■ TASK INPUTS
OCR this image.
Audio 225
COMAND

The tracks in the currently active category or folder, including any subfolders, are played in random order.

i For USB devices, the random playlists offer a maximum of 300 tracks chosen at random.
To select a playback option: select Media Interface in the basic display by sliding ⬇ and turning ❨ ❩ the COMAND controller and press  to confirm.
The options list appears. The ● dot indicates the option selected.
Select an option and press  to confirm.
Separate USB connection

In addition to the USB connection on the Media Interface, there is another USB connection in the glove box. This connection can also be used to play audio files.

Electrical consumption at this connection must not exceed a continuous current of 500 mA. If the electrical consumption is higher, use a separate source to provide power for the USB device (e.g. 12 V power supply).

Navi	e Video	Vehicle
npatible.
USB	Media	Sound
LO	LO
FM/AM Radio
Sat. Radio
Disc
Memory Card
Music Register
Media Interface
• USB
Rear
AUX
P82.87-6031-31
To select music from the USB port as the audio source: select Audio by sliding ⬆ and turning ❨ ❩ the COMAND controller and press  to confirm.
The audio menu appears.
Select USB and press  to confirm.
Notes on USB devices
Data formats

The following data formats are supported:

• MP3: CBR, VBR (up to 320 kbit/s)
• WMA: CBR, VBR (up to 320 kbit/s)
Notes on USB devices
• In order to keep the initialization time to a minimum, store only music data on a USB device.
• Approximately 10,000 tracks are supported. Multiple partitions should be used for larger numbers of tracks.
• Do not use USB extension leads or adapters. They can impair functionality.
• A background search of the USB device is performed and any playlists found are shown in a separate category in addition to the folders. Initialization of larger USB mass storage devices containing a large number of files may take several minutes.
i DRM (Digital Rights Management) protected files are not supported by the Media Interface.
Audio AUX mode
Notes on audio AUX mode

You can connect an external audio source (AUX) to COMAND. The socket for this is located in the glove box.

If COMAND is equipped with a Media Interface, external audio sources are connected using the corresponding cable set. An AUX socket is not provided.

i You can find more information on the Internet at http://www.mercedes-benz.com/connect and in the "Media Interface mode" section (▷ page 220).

■ TASK
Copy out each line exactly.

■ ANSWER TO THE TASK
OCR this image.
Audio 225
COMAND

The tracks in the currently active category or folder, including any subfolders, are played in random order.

i For USB devices, the random playlists offer a maximum of 300 tracks chosen at random.
To select a playback option: select Media Interface in the basic display by sliding ⬇ and turning ❨ ❩ the COMAND controller and press  to confirm.
The options list appears. The ● dot indicates the option selected.
Select an option and press  to confirm.
Separate USB connection

In addition to the USB connection on the Media Interface, there is another USB connection in the glove box. This connection can also be used to play audio files.

Electrical consumption at this connection must not exceed a continuous current of 500 mA. If the electrical consumption is higher, use a separate source to provide power for the USB device (e.g. 12 V power supply).

Navi	e Video	Vehicle
npatible.
USB	Media	Sound
LO	LO
FM/AM Radio
Sat. Radio
Disc
Memory Card
Music Register
Media Interface
• USB
Rear
AUX
P82.87-6031-31
To select music from the USB port as the audio source: select Audio by sliding ⬆ and turning ❨ ❩ the COMAND controller and press  to confirm.
The audio menu appears.
Select USB and press  to confirm.
Notes on USB devices
Data formats

The following data formats are supported:

• MP3: CBR, VBR (up to 320 kbit/s)
• WMA: CBR, VBR (up to 320 kbit/s)
Notes on USB devices
• In order to keep the initialization time to a minimum, store only music data on a USB device.
• Approximately 10,000 tracks are supported. Multiple partitions should be used for larger numbers of tracks.
• Do not use USB extension leads or adapters. They can impair functionality.
• A background search of the USB device is performed and any playlists found are shown in a separate category in addition to the folders. Initialization of larger USB mass storage devices containing a large number of files may take several minutes.
i DRM (Digital Rights Management) protected files are not supported by the Media Interface.
Audio AUX mode
Notes on audio AUX mode

You can connect an external audio source (AUX) to COMAND. The socket for this is located in the glove box.

If COMAND is equipped with a Media Interface, external audio sources are connected using the corresponding cable set. An AUX socket is not provided.

i You can find more information on the Internet at http://www.mercedes-benz.com/connect and in the "Media Interface mode" section (▷ page 220).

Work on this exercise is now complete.